◆ Stated goal
Show each line from the listing that includes the word "check".
#### Data to process ####
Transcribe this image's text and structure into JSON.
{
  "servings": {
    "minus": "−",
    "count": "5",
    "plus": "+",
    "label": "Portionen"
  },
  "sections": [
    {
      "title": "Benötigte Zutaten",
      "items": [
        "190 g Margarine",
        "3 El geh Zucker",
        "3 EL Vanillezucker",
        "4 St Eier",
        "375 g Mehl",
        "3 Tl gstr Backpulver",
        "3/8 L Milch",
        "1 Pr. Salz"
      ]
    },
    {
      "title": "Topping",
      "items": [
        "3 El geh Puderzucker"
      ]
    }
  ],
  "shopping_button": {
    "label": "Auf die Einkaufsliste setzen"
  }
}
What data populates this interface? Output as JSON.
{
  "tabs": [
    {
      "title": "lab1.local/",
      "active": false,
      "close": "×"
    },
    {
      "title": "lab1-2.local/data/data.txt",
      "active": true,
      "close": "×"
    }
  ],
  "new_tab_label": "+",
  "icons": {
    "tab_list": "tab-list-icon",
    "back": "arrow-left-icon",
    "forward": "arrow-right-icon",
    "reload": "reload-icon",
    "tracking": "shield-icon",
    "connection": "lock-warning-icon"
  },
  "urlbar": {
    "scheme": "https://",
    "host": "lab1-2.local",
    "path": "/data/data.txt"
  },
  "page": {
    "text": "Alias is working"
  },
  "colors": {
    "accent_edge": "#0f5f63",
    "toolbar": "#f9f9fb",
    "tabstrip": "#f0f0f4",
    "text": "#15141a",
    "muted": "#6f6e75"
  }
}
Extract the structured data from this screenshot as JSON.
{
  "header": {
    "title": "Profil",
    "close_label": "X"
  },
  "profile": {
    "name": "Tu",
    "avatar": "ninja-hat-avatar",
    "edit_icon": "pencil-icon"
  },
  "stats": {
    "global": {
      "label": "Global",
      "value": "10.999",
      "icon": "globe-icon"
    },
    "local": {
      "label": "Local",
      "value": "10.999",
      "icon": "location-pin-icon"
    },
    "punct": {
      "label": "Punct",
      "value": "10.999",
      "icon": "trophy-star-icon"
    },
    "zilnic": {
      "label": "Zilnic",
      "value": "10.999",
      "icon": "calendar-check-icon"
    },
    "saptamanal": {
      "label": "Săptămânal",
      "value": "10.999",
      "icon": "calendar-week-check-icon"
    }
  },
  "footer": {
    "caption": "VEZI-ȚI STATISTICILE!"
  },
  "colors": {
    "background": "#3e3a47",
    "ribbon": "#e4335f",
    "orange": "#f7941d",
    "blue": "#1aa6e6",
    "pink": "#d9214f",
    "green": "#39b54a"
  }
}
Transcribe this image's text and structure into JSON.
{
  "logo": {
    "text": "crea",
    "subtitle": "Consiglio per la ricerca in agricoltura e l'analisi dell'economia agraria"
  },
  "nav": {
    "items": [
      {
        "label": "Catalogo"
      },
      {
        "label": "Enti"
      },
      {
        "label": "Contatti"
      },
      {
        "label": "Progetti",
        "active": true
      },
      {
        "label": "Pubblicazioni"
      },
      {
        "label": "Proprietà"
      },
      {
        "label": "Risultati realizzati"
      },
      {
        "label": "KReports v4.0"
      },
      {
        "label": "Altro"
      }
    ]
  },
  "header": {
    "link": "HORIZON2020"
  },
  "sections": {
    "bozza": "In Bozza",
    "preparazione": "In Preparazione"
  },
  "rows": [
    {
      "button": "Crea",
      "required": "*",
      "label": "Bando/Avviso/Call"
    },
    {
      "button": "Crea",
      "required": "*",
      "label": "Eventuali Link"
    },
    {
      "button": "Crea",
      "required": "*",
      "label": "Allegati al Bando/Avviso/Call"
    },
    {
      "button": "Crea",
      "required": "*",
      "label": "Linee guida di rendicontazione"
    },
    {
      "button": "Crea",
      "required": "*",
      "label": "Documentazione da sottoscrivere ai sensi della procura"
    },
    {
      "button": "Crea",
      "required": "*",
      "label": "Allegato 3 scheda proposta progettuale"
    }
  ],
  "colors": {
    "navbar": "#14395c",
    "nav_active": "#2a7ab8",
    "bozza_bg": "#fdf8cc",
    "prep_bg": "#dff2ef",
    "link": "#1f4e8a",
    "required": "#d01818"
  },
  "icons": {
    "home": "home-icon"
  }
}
####
◆ Written answer
      "icon": "calendar-check-icon"
      "icon": "calendar-week-check-icon"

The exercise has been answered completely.